[Part of a data file]
__________
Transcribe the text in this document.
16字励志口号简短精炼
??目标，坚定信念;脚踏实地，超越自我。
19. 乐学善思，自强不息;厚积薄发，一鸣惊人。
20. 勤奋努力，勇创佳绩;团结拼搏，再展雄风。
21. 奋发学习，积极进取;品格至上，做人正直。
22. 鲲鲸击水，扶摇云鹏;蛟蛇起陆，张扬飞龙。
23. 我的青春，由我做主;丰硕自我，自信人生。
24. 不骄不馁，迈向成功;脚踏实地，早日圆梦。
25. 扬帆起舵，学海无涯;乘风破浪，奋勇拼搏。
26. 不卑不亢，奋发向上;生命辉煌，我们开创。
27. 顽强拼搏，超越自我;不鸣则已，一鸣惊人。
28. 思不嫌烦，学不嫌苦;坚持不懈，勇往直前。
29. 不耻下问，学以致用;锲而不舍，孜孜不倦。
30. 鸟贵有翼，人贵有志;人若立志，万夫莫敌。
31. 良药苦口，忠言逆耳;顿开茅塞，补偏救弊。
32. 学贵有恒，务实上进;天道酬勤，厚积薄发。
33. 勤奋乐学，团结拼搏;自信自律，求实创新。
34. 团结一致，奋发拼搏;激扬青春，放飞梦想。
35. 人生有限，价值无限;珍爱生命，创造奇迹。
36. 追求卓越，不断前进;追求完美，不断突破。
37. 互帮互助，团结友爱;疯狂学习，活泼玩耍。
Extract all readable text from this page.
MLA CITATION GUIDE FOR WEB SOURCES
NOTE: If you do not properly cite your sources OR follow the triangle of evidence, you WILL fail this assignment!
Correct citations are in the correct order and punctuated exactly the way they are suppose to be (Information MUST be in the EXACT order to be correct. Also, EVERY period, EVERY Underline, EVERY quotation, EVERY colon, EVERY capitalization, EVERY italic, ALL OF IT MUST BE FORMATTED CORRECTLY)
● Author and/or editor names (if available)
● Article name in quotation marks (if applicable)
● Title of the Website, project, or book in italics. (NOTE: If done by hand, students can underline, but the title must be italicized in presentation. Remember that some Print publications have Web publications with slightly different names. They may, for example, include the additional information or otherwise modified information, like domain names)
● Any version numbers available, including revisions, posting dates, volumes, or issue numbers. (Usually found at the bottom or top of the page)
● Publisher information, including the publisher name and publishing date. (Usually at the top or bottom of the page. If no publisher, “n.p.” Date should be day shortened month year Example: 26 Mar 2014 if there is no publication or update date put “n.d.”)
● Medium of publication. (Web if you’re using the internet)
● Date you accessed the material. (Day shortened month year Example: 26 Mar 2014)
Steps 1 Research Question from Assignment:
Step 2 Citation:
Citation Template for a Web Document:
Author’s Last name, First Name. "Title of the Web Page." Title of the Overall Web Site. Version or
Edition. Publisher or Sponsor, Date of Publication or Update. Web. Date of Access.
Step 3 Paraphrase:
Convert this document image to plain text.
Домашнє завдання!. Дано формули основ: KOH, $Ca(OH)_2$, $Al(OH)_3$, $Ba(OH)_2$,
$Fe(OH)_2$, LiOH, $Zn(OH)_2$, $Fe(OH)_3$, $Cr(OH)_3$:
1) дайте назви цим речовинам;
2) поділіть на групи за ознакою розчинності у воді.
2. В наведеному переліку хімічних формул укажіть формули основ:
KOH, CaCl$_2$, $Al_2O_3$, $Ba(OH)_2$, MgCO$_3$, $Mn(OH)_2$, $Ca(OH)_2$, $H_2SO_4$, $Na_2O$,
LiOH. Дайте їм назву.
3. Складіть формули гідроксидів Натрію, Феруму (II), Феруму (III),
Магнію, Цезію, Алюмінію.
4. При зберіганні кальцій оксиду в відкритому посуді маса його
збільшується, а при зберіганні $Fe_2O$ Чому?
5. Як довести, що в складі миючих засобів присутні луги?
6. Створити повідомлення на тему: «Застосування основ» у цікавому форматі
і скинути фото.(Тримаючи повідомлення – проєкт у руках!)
__________
For the data above, state how many lines contain "from"; the number is the whole answer.

2